------ Data for this exercise ------

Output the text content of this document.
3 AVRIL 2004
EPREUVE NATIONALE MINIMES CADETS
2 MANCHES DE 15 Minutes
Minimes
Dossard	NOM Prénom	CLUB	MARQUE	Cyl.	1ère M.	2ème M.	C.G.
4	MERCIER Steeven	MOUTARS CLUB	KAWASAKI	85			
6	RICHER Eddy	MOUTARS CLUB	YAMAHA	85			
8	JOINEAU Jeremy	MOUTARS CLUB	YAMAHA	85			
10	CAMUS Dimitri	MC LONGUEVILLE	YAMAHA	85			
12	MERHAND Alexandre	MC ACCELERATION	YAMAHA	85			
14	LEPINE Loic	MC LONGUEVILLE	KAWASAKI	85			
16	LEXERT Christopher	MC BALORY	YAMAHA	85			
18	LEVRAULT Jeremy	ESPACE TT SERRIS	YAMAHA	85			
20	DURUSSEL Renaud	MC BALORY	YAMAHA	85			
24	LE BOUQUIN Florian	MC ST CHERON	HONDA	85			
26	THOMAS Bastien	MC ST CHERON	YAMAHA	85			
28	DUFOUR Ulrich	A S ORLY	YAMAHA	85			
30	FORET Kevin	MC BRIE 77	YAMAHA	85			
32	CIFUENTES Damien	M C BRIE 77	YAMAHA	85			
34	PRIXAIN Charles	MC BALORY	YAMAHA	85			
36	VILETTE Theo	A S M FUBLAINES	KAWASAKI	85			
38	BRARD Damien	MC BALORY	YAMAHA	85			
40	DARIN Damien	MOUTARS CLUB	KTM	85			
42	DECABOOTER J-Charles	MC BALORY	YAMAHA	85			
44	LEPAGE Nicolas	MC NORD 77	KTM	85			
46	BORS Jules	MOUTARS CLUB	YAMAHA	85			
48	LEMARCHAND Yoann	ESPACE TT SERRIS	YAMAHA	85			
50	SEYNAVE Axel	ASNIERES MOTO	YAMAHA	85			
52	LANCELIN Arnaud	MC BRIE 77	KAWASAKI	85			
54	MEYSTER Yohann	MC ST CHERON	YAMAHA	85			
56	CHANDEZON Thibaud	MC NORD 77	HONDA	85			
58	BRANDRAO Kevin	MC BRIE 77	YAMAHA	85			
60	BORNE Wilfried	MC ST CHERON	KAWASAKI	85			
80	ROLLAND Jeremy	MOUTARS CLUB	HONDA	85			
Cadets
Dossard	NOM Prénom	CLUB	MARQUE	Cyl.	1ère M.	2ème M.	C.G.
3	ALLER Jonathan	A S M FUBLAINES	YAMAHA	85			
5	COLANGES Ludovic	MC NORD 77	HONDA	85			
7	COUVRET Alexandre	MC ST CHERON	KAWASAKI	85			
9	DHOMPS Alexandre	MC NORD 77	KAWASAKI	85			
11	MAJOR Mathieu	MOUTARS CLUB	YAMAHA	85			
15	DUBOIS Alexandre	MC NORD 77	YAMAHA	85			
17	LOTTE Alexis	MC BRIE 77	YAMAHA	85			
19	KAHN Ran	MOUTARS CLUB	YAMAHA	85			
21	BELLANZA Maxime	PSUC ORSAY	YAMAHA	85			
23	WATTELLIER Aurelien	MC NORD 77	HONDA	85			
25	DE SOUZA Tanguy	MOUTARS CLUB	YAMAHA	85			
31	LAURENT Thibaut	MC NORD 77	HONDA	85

------

Using the listing above, show each line holding the string "LONGUEVILLE".

10	CAMUS Dimitri	MC LONGUEVILLE	YAMAHA	85			
14	LEPINE Loic	MC LONGUEVILLE	KAWASAKI	85			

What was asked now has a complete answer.